■ **WHAT IS ASKED**
Copy everything from the start of the records down through the line containing "section-label: HOURS [680, 408, 717, 422]", changing "minimize-icon" to "collapse-icon" and keeping every other part the same.

■ **RECORDED DATA**
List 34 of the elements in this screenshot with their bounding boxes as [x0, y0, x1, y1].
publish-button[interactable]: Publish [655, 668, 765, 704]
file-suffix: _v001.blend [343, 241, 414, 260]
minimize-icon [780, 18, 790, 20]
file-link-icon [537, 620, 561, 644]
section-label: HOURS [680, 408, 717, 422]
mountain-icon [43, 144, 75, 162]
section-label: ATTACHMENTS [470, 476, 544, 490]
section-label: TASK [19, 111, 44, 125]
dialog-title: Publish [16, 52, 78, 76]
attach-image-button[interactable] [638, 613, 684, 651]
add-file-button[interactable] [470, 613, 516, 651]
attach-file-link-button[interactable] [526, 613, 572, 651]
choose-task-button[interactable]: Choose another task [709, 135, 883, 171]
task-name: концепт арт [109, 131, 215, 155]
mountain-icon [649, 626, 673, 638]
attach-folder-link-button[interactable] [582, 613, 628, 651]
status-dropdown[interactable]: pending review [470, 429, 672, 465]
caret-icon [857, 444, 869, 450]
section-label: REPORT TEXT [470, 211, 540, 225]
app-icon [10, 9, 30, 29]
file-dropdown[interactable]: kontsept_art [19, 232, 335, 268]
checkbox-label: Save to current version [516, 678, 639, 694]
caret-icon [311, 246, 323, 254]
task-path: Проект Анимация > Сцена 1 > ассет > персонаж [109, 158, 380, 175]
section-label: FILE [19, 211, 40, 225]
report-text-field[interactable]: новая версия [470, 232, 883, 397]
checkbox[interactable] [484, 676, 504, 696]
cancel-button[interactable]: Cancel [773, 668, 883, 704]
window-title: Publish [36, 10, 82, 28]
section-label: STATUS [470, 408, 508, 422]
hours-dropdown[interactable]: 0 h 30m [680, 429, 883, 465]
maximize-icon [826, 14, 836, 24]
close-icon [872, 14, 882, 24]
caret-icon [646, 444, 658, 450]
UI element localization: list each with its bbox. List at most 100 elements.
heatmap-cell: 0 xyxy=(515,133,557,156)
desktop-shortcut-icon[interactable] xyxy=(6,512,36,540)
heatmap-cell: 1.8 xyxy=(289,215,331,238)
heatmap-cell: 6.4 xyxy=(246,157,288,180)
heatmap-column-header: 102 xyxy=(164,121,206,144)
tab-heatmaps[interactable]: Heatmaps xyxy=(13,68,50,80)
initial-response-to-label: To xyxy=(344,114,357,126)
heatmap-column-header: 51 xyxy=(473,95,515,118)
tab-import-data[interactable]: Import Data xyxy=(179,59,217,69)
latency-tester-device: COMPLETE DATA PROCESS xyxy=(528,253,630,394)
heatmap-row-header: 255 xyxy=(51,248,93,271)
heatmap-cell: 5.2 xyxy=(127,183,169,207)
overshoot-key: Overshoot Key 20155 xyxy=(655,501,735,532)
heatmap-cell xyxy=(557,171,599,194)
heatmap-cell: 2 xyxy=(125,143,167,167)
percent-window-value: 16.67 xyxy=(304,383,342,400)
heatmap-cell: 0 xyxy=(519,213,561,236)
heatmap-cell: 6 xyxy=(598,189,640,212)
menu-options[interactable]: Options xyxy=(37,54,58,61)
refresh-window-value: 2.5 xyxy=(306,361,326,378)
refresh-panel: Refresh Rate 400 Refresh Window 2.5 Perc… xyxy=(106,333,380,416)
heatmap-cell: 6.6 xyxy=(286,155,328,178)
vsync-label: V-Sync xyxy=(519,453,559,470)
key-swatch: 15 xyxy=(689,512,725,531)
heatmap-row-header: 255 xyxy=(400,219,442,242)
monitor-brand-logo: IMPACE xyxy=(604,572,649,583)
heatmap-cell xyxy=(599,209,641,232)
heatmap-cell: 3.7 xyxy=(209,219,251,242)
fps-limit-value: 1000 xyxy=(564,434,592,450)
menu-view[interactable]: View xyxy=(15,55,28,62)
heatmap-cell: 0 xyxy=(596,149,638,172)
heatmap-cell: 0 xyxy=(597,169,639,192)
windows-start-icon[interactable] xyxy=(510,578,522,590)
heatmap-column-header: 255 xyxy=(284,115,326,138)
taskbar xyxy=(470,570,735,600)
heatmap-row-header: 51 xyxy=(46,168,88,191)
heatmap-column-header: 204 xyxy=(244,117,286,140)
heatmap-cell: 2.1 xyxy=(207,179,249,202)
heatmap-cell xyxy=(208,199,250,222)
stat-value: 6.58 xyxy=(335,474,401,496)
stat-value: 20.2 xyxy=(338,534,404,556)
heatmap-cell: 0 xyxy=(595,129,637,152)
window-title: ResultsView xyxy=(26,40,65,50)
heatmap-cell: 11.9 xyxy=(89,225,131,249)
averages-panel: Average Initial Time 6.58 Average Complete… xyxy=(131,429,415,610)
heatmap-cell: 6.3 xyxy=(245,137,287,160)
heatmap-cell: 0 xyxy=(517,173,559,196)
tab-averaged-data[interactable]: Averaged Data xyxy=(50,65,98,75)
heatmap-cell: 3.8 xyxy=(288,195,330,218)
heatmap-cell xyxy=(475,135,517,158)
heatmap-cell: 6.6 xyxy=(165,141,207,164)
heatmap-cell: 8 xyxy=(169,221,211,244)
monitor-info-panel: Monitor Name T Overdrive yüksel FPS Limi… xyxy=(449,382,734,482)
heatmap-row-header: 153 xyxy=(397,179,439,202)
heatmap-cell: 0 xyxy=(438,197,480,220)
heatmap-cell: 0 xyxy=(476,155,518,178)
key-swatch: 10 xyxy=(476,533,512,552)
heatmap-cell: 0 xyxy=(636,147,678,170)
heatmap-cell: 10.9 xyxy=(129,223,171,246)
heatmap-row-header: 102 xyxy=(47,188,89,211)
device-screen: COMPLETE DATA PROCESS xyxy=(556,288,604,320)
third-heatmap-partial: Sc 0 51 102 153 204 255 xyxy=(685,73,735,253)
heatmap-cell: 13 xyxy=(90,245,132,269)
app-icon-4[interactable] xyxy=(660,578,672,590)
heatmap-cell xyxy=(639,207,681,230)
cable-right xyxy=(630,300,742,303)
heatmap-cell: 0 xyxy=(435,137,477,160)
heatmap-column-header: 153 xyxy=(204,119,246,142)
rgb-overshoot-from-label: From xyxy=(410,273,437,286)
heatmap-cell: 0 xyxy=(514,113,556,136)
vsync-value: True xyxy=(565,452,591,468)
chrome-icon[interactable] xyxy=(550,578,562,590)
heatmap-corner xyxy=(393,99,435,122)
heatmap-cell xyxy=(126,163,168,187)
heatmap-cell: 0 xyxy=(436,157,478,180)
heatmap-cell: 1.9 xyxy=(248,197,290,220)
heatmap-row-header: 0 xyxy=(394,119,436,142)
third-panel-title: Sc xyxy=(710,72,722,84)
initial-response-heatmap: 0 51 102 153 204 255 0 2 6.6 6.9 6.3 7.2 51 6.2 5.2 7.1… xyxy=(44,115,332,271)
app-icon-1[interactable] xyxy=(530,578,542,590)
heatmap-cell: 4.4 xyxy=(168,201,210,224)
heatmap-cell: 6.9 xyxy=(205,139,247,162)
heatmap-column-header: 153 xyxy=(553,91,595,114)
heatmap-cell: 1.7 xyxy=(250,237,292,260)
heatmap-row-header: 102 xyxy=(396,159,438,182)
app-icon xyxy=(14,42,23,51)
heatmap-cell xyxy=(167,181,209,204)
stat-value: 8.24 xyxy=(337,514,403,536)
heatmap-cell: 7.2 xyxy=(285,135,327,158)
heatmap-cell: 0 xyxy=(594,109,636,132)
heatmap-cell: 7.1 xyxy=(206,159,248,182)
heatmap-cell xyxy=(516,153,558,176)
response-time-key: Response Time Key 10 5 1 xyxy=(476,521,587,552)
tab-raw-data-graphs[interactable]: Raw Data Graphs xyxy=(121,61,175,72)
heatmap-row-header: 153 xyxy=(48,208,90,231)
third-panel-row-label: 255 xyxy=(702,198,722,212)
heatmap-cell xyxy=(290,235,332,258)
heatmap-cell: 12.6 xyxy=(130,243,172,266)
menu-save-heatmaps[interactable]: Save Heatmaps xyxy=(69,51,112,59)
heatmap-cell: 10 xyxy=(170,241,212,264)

■ **EXERCISE ANSWER**
List 34 of the elements in this screenshot with their bounding boxes as [x0, y0, x1, y1].
publish-button[interactable]: Publish [655, 668, 765, 704]
file-suffix: _v001.blend [343, 241, 414, 260]
collapse-icon [780, 18, 790, 20]
file-link-icon [537, 620, 561, 644]
section-label: HOURS [680, 408, 717, 422]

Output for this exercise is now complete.